Requirement
Write out each line exactly as given. Leave the pictures out of your copy.

Dataset records:
▬▬▬▬▬▬▬▬▬▬

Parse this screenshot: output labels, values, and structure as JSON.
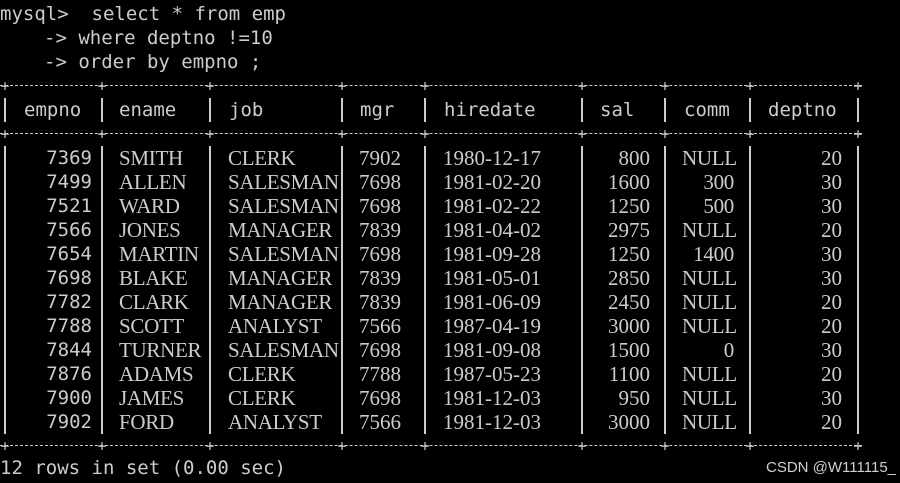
{
  "window": {
    "colors": {
      "background": "#000000",
      "text": "#cccccc"
    }
  },
  "query": {
    "lines": [
      "mysql>  select * from emp",
      "-> where deptno !=10",
      "-> order by empno ;"
    ]
  },
  "table": {
    "columns": [
      "empno",
      "ename",
      "job",
      "mgr",
      "hiredate",
      "sal",
      "comm",
      "deptno"
    ],
    "rows": [
      [
        "7369",
        "SMITH",
        "CLERK",
        "7902",
        "1980-12-17",
        "800",
        "NULL",
        "20"
      ],
      [
        "7499",
        "ALLEN",
        "SALESMAN",
        "7698",
        "1981-02-20",
        "1600",
        "300",
        "30"
      ],
      [
        "7521",
        "WARD",
        "SALESMAN",
        "7698",
        "1981-02-22",
        "1250",
        "500",
        "30"
      ],
      [
        "7566",
        "JONES",
        "MANAGER",
        "7839",
        "1981-04-02",
        "2975",
        "NULL",
        "20"
      ],
      [
        "7654",
        "MARTIN",
        "SALESMAN",
        "7698",
        "1981-09-28",
        "1250",
        "1400",
        "30"
      ],
      [
        "7698",
        "BLAKE",
        "MANAGER",
        "7839",
        "1981-05-01",
        "2850",
        "NULL",
        "30"
      ],
      [
        "7782",
        "CLARK",
        "MANAGER",
        "7839",
        "1981-06-09",
        "2450",
        "NULL",
        "20"
      ],
      [
        "7788",
        "SCOTT",
        "ANALYST",
        "7566",
        "1987-04-19",
        "3000",
        "NULL",
        "20"
      ],
      [
        "7844",
        "TURNER",
        "SALESMAN",
        "7698",
        "1981-09-08",
        "1500",
        "0",
        "30"
      ],
      [
        "7876",
        "ADAMS",
        "CLERK",
        "7788",
        "1987-05-23",
        "1100",
        "NULL",
        "20"
      ],
      [
        "7900",
        "JAMES",
        "CLERK",
        "7698",
        "1981-12-03",
        "950",
        "NULL",
        "30"
      ],
      [
        "7902",
        "FORD",
        "ANALYST",
        "7566",
        "1981-12-03",
        "3000",
        "NULL",
        "20"
      ]
    ]
  },
  "status": "12 rows in set (0.00 sec)",
  "watermark": "CSDN @W111115_"
}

▬▬▬▬▬▬▬▬▬▬

Reply to the task
Parse this screenshot: output labels, values, and structure as JSON.
{
  "window": {
    "colors": {
      "background": "#000000",
      "text": "#cccccc"
    }
  },
  "query": {
    "lines": [
      "mysql>  select * from emp",
      "-> where deptno !=10",
      "-> order by empno ;"
    ]
  },
  "table": {
    "columns": [
      "empno",
      "ename",
      "job",
      "mgr",
      "hiredate",
      "sal",
      "comm",
      "deptno"
    ],
    "rows": [
      [
        "7369",
        "SMITH",
        "CLERK",
        "7902",
        "1980-12-17",
        "800",
        "NULL",
        "20"
      ],
      [
        "7499",
        "ALLEN",
        "SALESMAN",
        "7698",
        "1981-02-20",
        "1600",
        "300",
        "30"
      ],
      [
        "7521",
        "WARD",
        "SALESMAN",
        "7698",
        "1981-02-22",
        "1250",
        "500",
        "30"
      ],
      [
        "7566",
        "JONES",
        "MANAGER",
        "7839",
        "1981-04-02",
        "2975",
        "NULL",
        "20"
      ],
      [
        "7654",
        "MARTIN",
        "SALESMAN",
        "7698",
        "1981-09-28",
        "1250",
        "1400",
        "30"
      ],
      [
        "7698",
        "BLAKE",
        "MANAGER",
        "7839",
        "1981-05-01",
        "2850",
        "NULL",
        "30"
      ],
      [
        "7782",
        "CLARK",
        "MANAGER",
        "7839",
        "1981-06-09",
        "2450",
        "NULL",
        "20"
      ],
      [
        "7788",
        "SCOTT",
        "ANALYST",
        "7566",
        "1987-04-19",
        "3000",
        "NULL",
        "20"
      ],
      [
        "7844",
        "TURNER",
        "SALESMAN",
        "7698",
        "1981-09-08",
        "1500",
        "0",
        "30"
      ],
      [
        "7876",
        "ADAMS",
        "CLERK",
        "7788",
        "1987-05-23",
        "1100",
        "NULL",
        "20"
      ],
      [
        "7900",
        "JAMES",
        "CLERK",
        "7698",
        "1981-12-03",
        "950",
        "NULL",
        "30"
      ],
      [
        "7902",
        "FORD",
        "ANALYST",
        "7566",
        "1981-12-03",
        "3000",
        "NULL",
        "20"
      ]
    ]
  },
  "status": "12 rows in set (0.00 sec)",
  "watermark": "CSDN @W111115_"
}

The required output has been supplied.